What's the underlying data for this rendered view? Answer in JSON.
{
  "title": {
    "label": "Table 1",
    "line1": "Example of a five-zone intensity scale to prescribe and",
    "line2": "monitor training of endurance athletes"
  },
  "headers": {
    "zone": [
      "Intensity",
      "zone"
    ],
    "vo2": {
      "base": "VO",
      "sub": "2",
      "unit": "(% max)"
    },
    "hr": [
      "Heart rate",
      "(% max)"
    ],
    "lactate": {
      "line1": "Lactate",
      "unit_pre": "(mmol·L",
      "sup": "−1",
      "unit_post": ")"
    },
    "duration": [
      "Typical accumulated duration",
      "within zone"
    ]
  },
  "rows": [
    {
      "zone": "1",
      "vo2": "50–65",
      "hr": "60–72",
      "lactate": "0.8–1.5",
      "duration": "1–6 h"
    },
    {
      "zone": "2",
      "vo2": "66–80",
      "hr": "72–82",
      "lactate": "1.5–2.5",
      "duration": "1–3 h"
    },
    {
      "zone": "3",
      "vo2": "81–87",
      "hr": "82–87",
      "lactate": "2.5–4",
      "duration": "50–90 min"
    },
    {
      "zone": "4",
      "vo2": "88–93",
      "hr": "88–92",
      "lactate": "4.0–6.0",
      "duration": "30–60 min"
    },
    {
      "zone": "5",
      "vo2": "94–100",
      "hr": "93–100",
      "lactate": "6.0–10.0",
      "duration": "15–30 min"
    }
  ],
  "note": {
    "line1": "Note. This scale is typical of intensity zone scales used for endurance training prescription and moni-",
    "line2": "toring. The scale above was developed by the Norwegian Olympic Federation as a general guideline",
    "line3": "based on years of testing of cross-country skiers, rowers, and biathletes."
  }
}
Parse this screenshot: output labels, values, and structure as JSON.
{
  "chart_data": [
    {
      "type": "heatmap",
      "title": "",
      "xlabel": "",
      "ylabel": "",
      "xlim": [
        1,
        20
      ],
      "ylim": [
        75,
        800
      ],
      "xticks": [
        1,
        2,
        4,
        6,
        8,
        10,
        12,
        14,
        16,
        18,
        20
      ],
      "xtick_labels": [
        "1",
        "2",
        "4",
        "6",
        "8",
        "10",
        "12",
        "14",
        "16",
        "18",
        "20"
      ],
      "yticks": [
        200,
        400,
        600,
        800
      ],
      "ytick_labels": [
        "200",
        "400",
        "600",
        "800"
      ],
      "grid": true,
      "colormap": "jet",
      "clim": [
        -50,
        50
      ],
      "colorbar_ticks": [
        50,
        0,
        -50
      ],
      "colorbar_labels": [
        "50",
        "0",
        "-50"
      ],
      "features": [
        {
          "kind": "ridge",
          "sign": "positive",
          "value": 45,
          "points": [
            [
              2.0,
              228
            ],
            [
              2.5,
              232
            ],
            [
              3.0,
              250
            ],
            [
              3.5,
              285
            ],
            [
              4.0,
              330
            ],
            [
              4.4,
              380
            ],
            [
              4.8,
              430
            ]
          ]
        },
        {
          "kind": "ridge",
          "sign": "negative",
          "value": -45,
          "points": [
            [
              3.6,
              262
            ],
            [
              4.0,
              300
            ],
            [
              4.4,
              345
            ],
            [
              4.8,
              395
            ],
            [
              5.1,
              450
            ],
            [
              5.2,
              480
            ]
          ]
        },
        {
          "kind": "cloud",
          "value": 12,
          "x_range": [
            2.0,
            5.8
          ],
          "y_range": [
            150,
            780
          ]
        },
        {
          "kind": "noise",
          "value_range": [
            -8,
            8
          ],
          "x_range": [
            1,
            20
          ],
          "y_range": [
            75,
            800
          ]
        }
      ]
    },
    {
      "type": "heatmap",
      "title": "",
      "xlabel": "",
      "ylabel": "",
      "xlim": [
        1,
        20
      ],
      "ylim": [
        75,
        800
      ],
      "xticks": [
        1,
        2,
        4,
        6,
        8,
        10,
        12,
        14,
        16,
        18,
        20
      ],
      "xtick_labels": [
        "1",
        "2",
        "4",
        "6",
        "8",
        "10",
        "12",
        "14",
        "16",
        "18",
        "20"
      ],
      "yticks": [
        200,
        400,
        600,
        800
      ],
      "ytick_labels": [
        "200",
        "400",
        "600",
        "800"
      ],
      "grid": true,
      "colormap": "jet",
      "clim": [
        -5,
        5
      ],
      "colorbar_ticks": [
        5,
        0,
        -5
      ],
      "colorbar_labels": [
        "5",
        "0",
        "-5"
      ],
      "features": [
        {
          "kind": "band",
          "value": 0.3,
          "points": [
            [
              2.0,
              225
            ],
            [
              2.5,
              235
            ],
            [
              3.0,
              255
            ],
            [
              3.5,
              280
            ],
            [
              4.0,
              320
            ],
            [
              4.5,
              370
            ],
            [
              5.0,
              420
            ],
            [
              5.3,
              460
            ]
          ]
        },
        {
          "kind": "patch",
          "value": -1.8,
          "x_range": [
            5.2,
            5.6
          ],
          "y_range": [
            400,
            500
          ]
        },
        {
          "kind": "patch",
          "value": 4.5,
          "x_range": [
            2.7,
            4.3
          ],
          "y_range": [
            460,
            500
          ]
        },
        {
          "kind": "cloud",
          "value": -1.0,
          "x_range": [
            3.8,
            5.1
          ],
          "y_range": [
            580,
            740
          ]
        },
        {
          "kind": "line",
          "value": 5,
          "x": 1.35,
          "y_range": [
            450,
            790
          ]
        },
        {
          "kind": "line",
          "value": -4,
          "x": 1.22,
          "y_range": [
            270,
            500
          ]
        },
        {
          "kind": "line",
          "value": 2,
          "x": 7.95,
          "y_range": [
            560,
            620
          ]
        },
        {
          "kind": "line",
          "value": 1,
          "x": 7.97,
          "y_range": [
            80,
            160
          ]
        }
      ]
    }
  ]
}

▸ What you will do
Return each line of the data exactly as written above.

▸ Response
What's the underlying data for this rendered view? Answer in JSON.
{
  "title": {
    "label": "Table 1",
    "line1": "Example of a five-zone intensity scale to prescribe and",
    "line2": "monitor training of endurance athletes"
  },
  "headers": {
    "zone": [
      "Intensity",
      "zone"
    ],
    "vo2": {
      "base": "VO",
      "sub": "2",
      "unit": "(% max)"
    },
    "hr": [
      "Heart rate",
      "(% max)"
    ],
    "lactate": {
      "line1": "Lactate",
      "unit_pre": "(mmol·L",
      "sup": "−1",
      "unit_post": ")"
    },
    "duration": [
      "Typical accumulated duration",
      "within zone"
    ]
  },
  "rows": [
    {
      "zone": "1",
      "vo2": "50–65",
      "hr": "60–72",
      "lactate": "0.8–1.5",
      "duration": "1–6 h"
    },
    {
      "zone": "2",
      "vo2": "66–80",
      "hr": "72–82",
      "lactate": "1.5–2.5",
      "duration": "1–3 h"
    },
    {
      "zone": "3",
      "vo2": "81–87",
      "hr": "82–87",
      "lactate": "2.5–4",
      "duration": "50–90 min"
    },
    {
      "zone": "4",
      "vo2": "88–93",
      "hr": "88–92",
      "lactate": "4.0–6.0",
      "duration": "30–60 min"
    },
    {
      "zone": "5",
      "vo2": "94–100",
      "hr": "93–100",
      "lactate": "6.0–10.0",
      "duration": "15–30 min"
    }
  ],
  "note": {
    "line1": "Note. This scale is typical of intensity zone scales used for endurance training prescription and moni-",
    "line2": "toring. The scale above was developed by the Norwegian Olympic Federation as a general guideline",
    "line3": "based on years of testing of cross-country skiers, rowers, and biathletes."
  }
}
Parse this screenshot: output labels, values, and structure as JSON.
{
  "chart_data": [
    {
      "type": "heatmap",
      "title": "",
      "xlabel": "",
      "ylabel": "",
      "xlim": [
        1,
        20
      ],
      "ylim": [
        75,
        800
      ],
      "xticks": [
        1,
        2,
        4,
        6,
        8,
        10,
        12,
        14,
        16,
        18,
        20
      ],
      "xtick_labels": [
        "1",
        "2",
        "4",
        "6",
        "8",
        "10",
        "12",
        "14",
        "16",
        "18",
        "20"
      ],
      "yticks": [
        200,
        400,
        600,
        800
      ],
      "ytick_labels": [
        "200",
        "400",
        "600",
        "800"
      ],
      "grid": true,
      "colormap": "jet",
      "clim": [
        -50,
        50
      ],
      "colorbar_ticks": [
        50,
        0,
        -50
      ],
      "colorbar_labels": [
        "50",
        "0",
        "-50"
      ],
      "features": [
        {
          "kind": "ridge",
          "sign": "positive",
          "value": 45,
          "points": [
            [
              2.0,
              228
            ],
            [
              2.5,
              232
            ],
            [
              3.0,
              250
            ],
            [
              3.5,
              285
            ],
            [
              4.0,
              330
            ],
            [
              4.4,
              380
            ],
            [
              4.8,
              430
            ]
          ]
        },
        {
          "kind": "ridge",
          "sign": "negative",
          "value": -45,
          "points": [
            [
              3.6,
              262
            ],
            [
              4.0,
              300
            ],
            [
              4.4,
              345
            ],
            [
              4.8,
              395
            ],
            [
              5.1,
              450
            ],
            [
              5.2,
              480
            ]
          ]
        },
        {
          "kind": "cloud",
          "value": 12,
          "x_range": [
            2.0,
            5.8
          ],
          "y_range": [
            150,
            780
          ]
        },
        {
          "kind": "noise",
          "value_range": [
            -8,
            8
          ],
          "x_range": [
            1,
            20
          ],
          "y_range": [
            75,
            800
          ]
        }
      ]
    },
    {
      "type": "heatmap",
      "title": "",
      "xlabel": "",
      "ylabel": "",
      "xlim": [
        1,
        20
      ],
      "ylim": [
        75,
        800
      ],
      "xticks": [
        1,
        2,
        4,
        6,
        8,
        10,
        12,
        14,
        16,
        18,
        20
      ],
      "xtick_labels": [
        "1",
        "2",
        "4",
        "6",
        "8",
        "10",
        "12",
        "14",
        "16",
        "18",
        "20"
      ],
      "yticks": [
        200,
        400,
        600,
        800
      ],
      "ytick_labels": [
        "200",
        "400",
        "600",
        "800"
      ],
      "grid": true,
      "colormap": "jet",
      "clim": [
        -5,
        5
      ],
      "colorbar_ticks": [
        5,
        0,
        -5
      ],
      "colorbar_labels": [
        "5",
        "0",
        "-5"
      ],
      "features": [
        {
          "kind": "band",
          "value": 0.3,
          "points": [
            [
              2.0,
              225
            ],
            [
              2.5,
              235
            ],
            [
              3.0,
              255
            ],
            [
              3.5,
              280
            ],
            [
              4.0,
              320
            ],
            [
              4.5,
              370
            ],
            [
              5.0,
              420
            ],
            [
              5.3,
              460
            ]
          ]
        },
        {
          "kind": "patch",
          "value": -1.8,
          "x_range": [
            5.2,
            5.6
          ],
          "y_range": [
            400,
            500
          ]
        },
        {
          "kind": "patch",
          "value": 4.5,
          "x_range": [
            2.7,
            4.3
          ],
          "y_range": [
            460,
            500
          ]
        },
        {
          "kind": "cloud",
          "value": -1.0,
          "x_range": [
            3.8,
            5.1
          ],
          "y_range": [
            580,
            740
          ]
        },
        {
          "kind": "line",
          "value": 5,
          "x": 1.35,
          "y_range": [
            450,
            790
          ]
        },
        {
          "kind": "line",
          "value": -4,
          "x": 1.22,
          "y_range": [
            270,
            500
          ]
        },
        {
          "kind": "line",
          "value": 2,
          "x": 7.95,
          "y_range": [
            560,
            620
          ]
        },
        {
          "kind": "line",
          "value": 1,
          "x": 7.97,
          "y_range": [
            80,
            160
          ]
        }
      ]
    }
  ]
}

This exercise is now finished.